■ AIM: Extract and list every line that contains the word "value".

-------- DATA --------

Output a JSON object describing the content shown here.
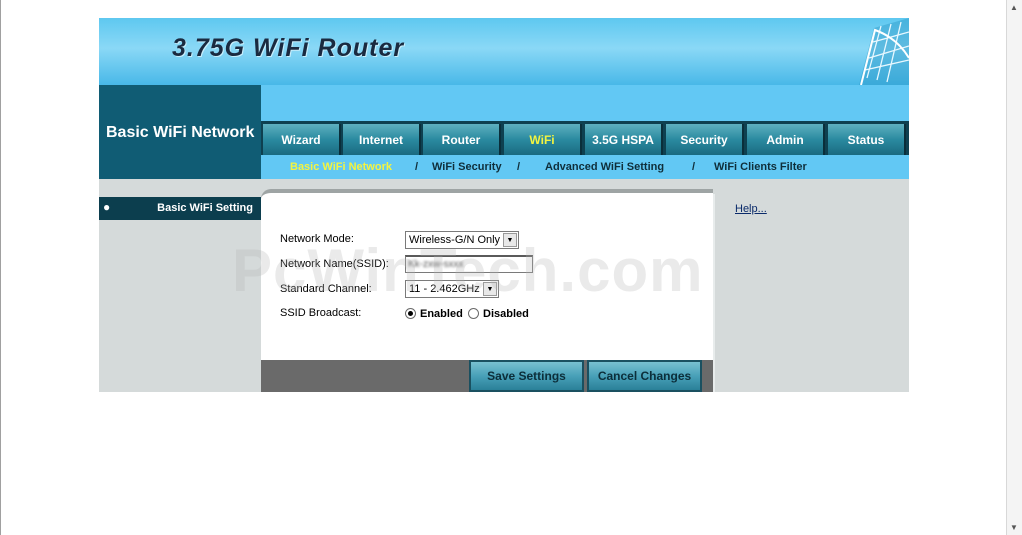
{
  "banner": {
    "title": "3.75G WiFi Router"
  },
  "section_title": "Basic WiFi Network",
  "tabs": [
    {
      "label": "Wizard",
      "active": false
    },
    {
      "label": "Internet",
      "active": false
    },
    {
      "label": "Router",
      "active": false
    },
    {
      "label": "WiFi",
      "active": true
    },
    {
      "label": "3.5G HSPA",
      "active": false
    },
    {
      "label": "Security",
      "active": false
    },
    {
      "label": "Admin",
      "active": false
    },
    {
      "label": "Status",
      "active": false
    }
  ],
  "subnav": {
    "items": [
      {
        "label": "Basic WiFi Network",
        "active": true
      },
      {
        "label": "WiFi Security",
        "active": false
      },
      {
        "label": "Advanced WiFi Setting",
        "active": false
      },
      {
        "label": "WiFi Clients Filter",
        "active": false
      }
    ],
    "separator": "/"
  },
  "left_menu": {
    "bullet": "●",
    "label": "Basic WiFi Setting"
  },
  "form": {
    "network_mode": {
      "label": "Network Mode:",
      "value": "Wireless-G/N Only"
    },
    "ssid": {
      "label": "Network Name(SSID):",
      "value": "Kk-zxw-sxxx"
    },
    "channel": {
      "label": "Standard Channel:",
      "value": "11 - 2.462GHz"
    },
    "broadcast": {
      "label": "SSID Broadcast:",
      "enabled_label": "Enabled",
      "disabled_label": "Disabled",
      "selected": "Enabled"
    }
  },
  "buttons": {
    "save": "Save Settings",
    "cancel": "Cancel Changes"
  },
  "help": {
    "label": "Help..."
  },
  "watermark": "PcWinTech.com",
  "colors": {
    "active_text": "#f4f440",
    "section_bg": "#105c74",
    "nav_bg": "#62c8f4"
  }
}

--------

■ FULL OUTPUT:
      "value": "Wireless-G/N Only"
      "value": "Kk-zxw-sxxx"
      "value": "11 - 2.462GHz"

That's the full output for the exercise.